§ **Requirements**
Scan the records and identify every line in which the string "聚氨酯彩色地面" occurs, then return those lines.

:: The data ::

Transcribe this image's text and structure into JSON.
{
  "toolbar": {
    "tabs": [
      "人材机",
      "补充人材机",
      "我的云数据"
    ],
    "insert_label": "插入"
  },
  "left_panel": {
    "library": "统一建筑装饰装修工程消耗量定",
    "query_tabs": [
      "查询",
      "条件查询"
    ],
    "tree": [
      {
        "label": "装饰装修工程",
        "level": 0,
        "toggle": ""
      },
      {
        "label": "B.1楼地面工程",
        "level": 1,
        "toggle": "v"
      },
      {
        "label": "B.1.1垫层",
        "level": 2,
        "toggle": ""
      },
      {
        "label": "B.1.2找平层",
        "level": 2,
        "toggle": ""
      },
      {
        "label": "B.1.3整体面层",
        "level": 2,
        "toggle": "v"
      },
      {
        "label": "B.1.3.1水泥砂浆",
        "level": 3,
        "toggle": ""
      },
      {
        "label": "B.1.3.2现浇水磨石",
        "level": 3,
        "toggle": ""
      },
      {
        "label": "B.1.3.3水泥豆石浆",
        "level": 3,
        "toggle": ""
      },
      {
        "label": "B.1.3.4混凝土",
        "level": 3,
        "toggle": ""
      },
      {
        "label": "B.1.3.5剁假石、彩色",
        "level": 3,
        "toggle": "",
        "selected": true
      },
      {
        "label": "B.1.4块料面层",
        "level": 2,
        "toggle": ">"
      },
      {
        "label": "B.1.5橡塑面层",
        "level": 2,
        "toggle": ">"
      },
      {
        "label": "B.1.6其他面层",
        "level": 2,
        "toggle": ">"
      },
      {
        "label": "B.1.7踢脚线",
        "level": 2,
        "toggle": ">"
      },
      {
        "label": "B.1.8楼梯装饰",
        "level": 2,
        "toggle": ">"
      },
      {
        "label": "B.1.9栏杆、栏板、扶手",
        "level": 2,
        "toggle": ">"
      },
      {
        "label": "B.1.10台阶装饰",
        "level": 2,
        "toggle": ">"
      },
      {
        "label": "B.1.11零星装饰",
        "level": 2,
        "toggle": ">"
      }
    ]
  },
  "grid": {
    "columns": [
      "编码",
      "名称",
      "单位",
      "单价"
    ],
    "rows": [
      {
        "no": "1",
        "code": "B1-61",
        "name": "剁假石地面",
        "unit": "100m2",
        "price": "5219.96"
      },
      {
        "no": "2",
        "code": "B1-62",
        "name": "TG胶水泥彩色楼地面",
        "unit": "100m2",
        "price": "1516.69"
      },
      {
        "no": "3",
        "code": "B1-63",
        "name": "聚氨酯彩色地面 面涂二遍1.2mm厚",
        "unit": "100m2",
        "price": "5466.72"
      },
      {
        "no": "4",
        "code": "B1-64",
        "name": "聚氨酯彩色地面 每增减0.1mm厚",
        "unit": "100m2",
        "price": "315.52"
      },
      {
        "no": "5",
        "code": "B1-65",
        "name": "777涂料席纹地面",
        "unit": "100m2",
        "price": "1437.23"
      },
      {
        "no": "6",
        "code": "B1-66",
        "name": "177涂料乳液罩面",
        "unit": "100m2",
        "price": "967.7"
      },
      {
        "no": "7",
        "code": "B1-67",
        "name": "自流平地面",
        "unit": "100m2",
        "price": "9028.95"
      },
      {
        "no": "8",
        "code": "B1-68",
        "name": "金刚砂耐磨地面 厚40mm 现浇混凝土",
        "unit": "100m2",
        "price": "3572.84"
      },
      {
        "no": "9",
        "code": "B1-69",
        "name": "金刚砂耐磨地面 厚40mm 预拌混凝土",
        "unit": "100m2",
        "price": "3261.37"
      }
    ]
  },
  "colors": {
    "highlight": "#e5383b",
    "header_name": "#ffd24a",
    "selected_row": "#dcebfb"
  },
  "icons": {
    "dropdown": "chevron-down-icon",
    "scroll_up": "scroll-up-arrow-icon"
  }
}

:::

§ **Response to the task**
        "name": "聚氨酯彩色地面 面涂二遍1.2mm厚",
        "name": "聚氨酯彩色地面 每增减0.1mm厚",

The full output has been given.